Request:
Reproduce the listing verbatim from its opening line to the line with "section-5-paragraph — [62, 1086, 1422, 1566]", both lines included.

Recorded data:
__________________________________________________

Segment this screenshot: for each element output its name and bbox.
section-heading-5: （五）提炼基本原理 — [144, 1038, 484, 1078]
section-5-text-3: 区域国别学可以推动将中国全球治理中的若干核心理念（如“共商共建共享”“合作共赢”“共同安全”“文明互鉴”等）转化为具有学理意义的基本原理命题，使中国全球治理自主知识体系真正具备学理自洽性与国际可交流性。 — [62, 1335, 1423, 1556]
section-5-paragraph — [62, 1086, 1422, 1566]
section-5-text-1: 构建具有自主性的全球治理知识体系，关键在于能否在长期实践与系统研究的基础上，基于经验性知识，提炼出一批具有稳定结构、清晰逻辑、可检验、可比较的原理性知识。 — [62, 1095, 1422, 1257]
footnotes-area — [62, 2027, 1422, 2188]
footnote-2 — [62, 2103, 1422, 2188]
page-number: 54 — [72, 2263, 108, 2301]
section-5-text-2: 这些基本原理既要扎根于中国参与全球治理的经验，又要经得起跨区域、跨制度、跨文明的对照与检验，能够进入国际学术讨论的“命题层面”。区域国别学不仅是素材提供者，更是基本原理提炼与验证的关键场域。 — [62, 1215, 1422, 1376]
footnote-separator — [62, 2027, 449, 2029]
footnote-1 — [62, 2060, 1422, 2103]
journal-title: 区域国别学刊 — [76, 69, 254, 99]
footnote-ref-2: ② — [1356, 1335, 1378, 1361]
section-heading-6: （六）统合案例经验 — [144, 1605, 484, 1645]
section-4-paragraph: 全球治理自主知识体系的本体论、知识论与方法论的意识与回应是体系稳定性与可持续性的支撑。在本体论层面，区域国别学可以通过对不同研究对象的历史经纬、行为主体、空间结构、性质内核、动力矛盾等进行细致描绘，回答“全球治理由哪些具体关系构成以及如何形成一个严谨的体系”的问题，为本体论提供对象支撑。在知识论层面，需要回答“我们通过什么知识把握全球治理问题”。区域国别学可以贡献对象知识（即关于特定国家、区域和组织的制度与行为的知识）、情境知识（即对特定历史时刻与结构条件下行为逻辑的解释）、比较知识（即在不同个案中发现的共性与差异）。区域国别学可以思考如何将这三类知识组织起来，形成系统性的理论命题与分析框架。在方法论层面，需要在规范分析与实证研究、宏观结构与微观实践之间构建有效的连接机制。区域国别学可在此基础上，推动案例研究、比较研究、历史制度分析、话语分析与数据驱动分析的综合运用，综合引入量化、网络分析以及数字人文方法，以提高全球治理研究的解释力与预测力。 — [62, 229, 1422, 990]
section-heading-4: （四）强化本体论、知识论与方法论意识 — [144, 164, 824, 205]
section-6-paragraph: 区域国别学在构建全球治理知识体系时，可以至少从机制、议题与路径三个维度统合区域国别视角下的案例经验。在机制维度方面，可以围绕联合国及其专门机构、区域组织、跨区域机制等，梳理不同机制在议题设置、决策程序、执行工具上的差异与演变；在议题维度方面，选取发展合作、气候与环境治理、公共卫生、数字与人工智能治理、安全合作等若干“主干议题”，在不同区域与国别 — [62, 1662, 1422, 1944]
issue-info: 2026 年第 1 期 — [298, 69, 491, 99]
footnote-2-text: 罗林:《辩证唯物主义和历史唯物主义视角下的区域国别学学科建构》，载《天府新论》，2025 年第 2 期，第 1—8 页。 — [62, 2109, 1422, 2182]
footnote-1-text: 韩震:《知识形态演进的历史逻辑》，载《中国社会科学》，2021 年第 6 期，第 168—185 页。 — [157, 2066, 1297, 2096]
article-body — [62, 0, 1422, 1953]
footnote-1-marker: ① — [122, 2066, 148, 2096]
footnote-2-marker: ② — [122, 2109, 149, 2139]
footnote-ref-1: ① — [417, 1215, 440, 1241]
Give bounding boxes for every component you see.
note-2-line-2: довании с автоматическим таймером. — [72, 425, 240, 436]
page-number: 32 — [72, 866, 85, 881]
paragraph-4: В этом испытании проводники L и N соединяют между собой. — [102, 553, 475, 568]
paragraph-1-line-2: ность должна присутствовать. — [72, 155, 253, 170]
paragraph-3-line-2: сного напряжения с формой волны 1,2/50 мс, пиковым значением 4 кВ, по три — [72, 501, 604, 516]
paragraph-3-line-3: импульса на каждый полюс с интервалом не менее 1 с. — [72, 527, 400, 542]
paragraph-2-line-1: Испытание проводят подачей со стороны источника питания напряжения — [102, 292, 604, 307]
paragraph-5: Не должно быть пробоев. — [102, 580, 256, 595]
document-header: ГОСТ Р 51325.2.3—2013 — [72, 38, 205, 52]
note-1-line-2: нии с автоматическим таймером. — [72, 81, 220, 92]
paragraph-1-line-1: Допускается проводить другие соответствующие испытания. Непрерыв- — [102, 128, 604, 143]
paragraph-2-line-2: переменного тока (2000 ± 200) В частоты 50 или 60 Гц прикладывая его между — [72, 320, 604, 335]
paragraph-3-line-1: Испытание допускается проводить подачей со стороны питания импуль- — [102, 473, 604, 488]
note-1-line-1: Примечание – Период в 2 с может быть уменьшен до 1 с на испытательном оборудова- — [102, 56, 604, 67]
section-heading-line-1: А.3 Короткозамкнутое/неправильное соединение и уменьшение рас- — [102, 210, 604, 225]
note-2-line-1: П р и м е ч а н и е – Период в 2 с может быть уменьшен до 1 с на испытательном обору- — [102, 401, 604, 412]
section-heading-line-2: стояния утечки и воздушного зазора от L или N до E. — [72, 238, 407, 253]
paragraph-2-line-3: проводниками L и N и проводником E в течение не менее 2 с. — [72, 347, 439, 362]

__________________________________________________

Complete answer:
Segment this screenshot: for each element output its name and bbox.
section-heading-5: （五）提炼基本原理 — [144, 1038, 484, 1078]
section-5-text-3: 区域国别学可以推动将中国全球治理中的若干核心理念（如“共商共建共享”“合作共赢”“共同安全”“文明互鉴”等）转化为具有学理意义的基本原理命题，使中国全球治理自主知识体系真正具备学理自洽性与国际可交流性。 — [62, 1335, 1423, 1556]
section-5-paragraph — [62, 1086, 1422, 1566]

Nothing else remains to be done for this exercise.